Dataset rows
>> BEGIN
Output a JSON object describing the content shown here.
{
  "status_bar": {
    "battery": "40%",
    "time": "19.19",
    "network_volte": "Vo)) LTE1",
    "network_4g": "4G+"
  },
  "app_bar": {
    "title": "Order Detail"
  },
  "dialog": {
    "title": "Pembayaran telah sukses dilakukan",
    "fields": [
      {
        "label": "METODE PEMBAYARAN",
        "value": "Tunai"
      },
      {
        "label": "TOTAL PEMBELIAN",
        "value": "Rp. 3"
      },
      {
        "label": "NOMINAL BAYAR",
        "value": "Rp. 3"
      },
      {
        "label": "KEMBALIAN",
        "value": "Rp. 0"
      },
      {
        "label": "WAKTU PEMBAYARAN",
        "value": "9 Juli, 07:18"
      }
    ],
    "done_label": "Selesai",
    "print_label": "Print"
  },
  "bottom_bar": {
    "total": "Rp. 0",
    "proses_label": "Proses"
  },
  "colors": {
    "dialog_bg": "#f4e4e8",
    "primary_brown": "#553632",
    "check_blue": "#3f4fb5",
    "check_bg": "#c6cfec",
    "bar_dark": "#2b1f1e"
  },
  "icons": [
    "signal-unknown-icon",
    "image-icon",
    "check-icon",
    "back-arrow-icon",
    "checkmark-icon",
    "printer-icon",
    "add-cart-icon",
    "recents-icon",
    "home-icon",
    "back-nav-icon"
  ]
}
>> END
» TASK DESCRIPTION: Print all the data exactly.

» IN RESPONSE:
Output a JSON object describing the content shown here.
{
  "status_bar": {
    "battery": "40%",
    "time": "19.19",
    "network_volte": "Vo)) LTE1",
    "network_4g": "4G+"
  },
  "app_bar": {
    "title": "Order Detail"
  },
  "dialog": {
    "title": "Pembayaran telah sukses dilakukan",
    "fields": [
      {
        "label": "METODE PEMBAYARAN",
        "value": "Tunai"
      },
      {
        "label": "TOTAL PEMBELIAN",
        "value": "Rp. 3"
      },
      {
        "label": "NOMINAL BAYAR",
        "value": "Rp. 3"
      },
      {
        "label": "KEMBALIAN",
        "value": "Rp. 0"
      },
      {
        "label": "WAKTU PEMBAYARAN",
        "value": "9 Juli, 07:18"
      }
    ],
    "done_label": "Selesai",
    "print_label": "Print"
  },
  "bottom_bar": {
    "total": "Rp. 0",
    "proses_label": "Proses"
  },
  "colors": {
    "dialog_bg": "#f4e4e8",
    "primary_brown": "#553632",
    "check_blue": "#3f4fb5",
    "check_bg": "#c6cfec",
    "bar_dark": "#2b1f1e"
  },
  "icons": [
    "signal-unknown-icon",
    "image-icon",
    "check-icon",
    "back-arrow-icon",
    "checkmark-icon",
    "printer-icon",
    "add-cart-icon",
    "recents-icon",
    "home-icon",
    "back-nav-icon"
  ]
}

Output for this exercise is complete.